RECORD SET –

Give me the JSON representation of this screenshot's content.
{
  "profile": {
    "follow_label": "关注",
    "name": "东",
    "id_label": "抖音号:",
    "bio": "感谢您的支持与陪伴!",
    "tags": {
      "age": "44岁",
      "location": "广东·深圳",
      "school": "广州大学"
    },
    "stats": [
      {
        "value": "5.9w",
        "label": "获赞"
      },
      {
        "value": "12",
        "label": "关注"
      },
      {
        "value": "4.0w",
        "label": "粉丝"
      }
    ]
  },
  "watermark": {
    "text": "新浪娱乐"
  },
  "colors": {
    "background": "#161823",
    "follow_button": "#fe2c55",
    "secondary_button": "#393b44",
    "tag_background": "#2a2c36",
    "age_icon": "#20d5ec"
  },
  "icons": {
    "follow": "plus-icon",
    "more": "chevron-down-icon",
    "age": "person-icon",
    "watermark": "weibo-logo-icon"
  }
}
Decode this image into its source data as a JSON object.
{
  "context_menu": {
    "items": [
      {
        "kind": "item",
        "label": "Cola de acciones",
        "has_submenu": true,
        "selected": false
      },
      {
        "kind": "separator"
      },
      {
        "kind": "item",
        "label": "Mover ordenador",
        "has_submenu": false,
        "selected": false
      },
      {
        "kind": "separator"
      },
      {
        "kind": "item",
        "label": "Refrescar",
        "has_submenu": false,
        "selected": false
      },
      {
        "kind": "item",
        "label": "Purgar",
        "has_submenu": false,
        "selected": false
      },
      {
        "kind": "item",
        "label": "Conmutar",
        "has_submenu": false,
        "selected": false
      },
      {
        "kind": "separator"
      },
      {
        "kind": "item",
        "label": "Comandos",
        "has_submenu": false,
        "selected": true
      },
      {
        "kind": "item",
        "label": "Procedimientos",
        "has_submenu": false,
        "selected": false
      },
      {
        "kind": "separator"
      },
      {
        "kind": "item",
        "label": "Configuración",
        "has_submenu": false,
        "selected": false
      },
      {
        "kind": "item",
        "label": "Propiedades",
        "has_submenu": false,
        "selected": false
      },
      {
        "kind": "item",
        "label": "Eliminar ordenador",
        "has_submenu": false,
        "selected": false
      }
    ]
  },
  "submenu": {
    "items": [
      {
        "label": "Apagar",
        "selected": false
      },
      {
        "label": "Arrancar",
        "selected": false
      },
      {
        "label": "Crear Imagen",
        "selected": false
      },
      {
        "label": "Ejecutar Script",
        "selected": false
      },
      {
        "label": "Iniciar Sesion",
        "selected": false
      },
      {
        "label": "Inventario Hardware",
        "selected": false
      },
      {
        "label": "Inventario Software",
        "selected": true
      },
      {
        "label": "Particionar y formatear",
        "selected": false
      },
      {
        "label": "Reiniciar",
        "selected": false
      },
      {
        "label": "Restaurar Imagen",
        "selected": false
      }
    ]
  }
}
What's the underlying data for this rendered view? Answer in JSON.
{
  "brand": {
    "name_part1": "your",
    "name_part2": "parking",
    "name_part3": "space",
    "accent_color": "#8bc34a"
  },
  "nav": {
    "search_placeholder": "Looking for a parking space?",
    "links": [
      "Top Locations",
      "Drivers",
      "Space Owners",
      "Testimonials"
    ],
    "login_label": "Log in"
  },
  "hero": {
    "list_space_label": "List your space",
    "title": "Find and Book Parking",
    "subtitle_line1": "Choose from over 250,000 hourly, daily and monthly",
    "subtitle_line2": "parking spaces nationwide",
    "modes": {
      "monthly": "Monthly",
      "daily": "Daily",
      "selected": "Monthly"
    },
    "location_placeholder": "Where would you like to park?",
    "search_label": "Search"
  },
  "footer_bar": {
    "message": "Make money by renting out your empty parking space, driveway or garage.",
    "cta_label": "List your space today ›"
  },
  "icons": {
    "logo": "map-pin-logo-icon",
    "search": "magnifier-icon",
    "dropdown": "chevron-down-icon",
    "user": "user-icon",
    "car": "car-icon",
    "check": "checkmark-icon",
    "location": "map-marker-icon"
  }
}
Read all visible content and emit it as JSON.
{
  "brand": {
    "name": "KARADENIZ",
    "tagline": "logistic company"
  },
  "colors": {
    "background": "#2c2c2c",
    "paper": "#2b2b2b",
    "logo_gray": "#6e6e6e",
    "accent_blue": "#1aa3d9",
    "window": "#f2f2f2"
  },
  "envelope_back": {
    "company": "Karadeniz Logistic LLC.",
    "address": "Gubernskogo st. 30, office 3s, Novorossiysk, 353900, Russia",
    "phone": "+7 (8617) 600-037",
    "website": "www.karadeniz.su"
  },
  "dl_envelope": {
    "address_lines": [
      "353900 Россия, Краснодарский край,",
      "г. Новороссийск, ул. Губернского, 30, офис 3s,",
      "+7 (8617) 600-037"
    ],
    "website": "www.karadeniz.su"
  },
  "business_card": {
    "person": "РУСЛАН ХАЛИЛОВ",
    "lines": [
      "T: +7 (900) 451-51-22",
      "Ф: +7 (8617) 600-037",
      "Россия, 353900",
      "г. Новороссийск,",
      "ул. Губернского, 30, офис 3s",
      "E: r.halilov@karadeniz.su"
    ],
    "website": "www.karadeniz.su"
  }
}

THE PROBLEM – Make an exact copy of every line in the data.

EXERCISE RESULT –
Give me the JSON representation of this screenshot's content.
{
  "profile": {
    "follow_label": "关注",
    "name": "东",
    "id_label": "抖音号:",
    "bio": "感谢您的支持与陪伴!",
    "tags": {
      "age": "44岁",
      "location": "广东·深圳",
      "school": "广州大学"
    },
    "stats": [
      {
        "value": "5.9w",
        "label": "获赞"
      },
      {
        "value": "12",
        "label": "关注"
      },
      {
        "value": "4.0w",
        "label": "粉丝"
      }
    ]
  },
  "watermark": {
    "text": "新浪娱乐"
  },
  "colors": {
    "background": "#161823",
    "follow_button": "#fe2c55",
    "secondary_button": "#393b44",
    "tag_background": "#2a2c36",
    "age_icon": "#20d5ec"
  },
  "icons": {
    "follow": "plus-icon",
    "more": "chevron-down-icon",
    "age": "person-icon",
    "watermark": "weibo-logo-icon"
  }
}
Decode this image into its source data as a JSON object.
{
  "context_menu": {
    "items": [
      {
        "kind": "item",
        "label": "Cola de acciones",
        "has_submenu": true,
        "selected": false
      },
      {
        "kind": "separator"
      },
      {
        "kind": "item",
        "label": "Mover ordenador",
        "has_submenu": false,
        "selected": false
      },
      {
        "kind": "separator"
      },
      {
        "kind": "item",
        "label": "Refrescar",
        "has_submenu": false,
        "selected": false
      },
      {
        "kind": "item",
        "label": "Purgar",
        "has_submenu": false,
        "selected": false
      },
      {
        "kind": "item",
        "label": "Conmutar",
        "has_submenu": false,
        "selected": false
      },
      {
        "kind": "separator"
      },
      {
        "kind": "item",
        "label": "Comandos",
        "has_submenu": false,
        "selected": true
      },
      {
        "kind": "item",
        "label": "Procedimientos",
        "has_submenu": false,
        "selected": false
      },
      {
        "kind": "separator"
      },
      {
        "kind": "item",
        "label": "Configuración",
        "has_submenu": false,
        "selected": false
      },
      {
        "kind": "item",
        "label": "Propiedades",
        "has_submenu": false,
        "selected": false
      },
      {
        "kind": "item",
        "label": "Eliminar ordenador",
        "has_submenu": false,
        "selected": false
      }
    ]
  },
  "submenu": {
    "items": [
      {
        "label": "Apagar",
        "selected": false
      },
      {
        "label": "Arrancar",
        "selected": false
      },
      {
        "label": "Crear Imagen",
        "selected": false
      },
      {
        "label": "Ejecutar Script",
        "selected": false
      },
      {
        "label": "Iniciar Sesion",
        "selected": false
      },
      {
        "label": "Inventario Hardware",
        "selected": false
      },
      {
        "label": "Inventario Software",
        "selected": true
      },
      {
        "label": "Particionar y formatear",
        "selected": false
      },
      {
        "label": "Reiniciar",
        "selected": false
      },
      {
        "label": "Restaurar Imagen",
        "selected": false
      }
    ]
  }
}
What's the underlying data for this rendered view? Answer in JSON.
{
  "brand": {
    "name_part1": "your",
    "name_part2": "parking",
    "name_part3": "space",
    "accent_color": "#8bc34a"
  },
  "nav": {
    "search_placeholder": "Looking for a parking space?",
    "links": [
      "Top Locations",
      "Drivers",
      "Space Owners",
      "Testimonials"
    ],
    "login_label": "Log in"
  },
  "hero": {
    "list_space_label": "List your space",
    "title": "Find and Book Parking",
    "subtitle_line1": "Choose from over 250,000 hourly, daily and monthly",
    "subtitle_line2": "parking spaces nationwide",
    "modes": {
      "monthly": "Monthly",
      "daily": "Daily",
      "selected": "Monthly"
    },
    "location_placeholder": "Where would you like to park?",
    "search_label": "Search"
  },
  "footer_bar": {
    "message": "Make money by renting out your empty parking space, driveway or garage.",
    "cta_label": "List your space today ›"
  },
  "icons": {
    "logo": "map-pin-logo-icon",
    "search": "magnifier-icon",
    "dropdown": "chevron-down-icon",
    "user": "user-icon",
    "car": "car-icon",
    "check": "checkmark-icon",
    "location": "map-marker-icon"
  }
}
Read all visible content and emit it as JSON.
{
  "brand": {
    "name": "KARADENIZ",
    "tagline": "logistic company"
  },
  "colors": {
    "background": "#2c2c2c",
    "paper": "#2b2b2b",
    "logo_gray": "#6e6e6e",
    "accent_blue": "#1aa3d9",
    "window": "#f2f2f2"
  },
  "envelope_back": {
    "company": "Karadeniz Logistic LLC.",
    "address": "Gubernskogo st. 30, office 3s, Novorossiysk, 353900, Russia",
    "phone": "+7 (8617) 600-037",
    "website": "www.karadeniz.su"
  },
  "dl_envelope": {
    "address_lines": [
      "353900 Россия, Краснодарский край,",
      "г. Новороссийск, ул. Губернского, 30, офис 3s,",
      "+7 (8617) 600-037"
    ],
    "website": "www.karadeniz.su"
  },
  "business_card": {
    "person": "РУСЛАН ХАЛИЛОВ",
    "lines": [
      "T: +7 (900) 451-51-22",
      "Ф: +7 (8617) 600-037",
      "Россия, 353900",
      "г. Новороссийск,",
      "ул. Губернского, 30, офис 3s",
      "E: r.halilov@karadeniz.su"
    ],
    "website": "www.karadeniz.su"
  }
}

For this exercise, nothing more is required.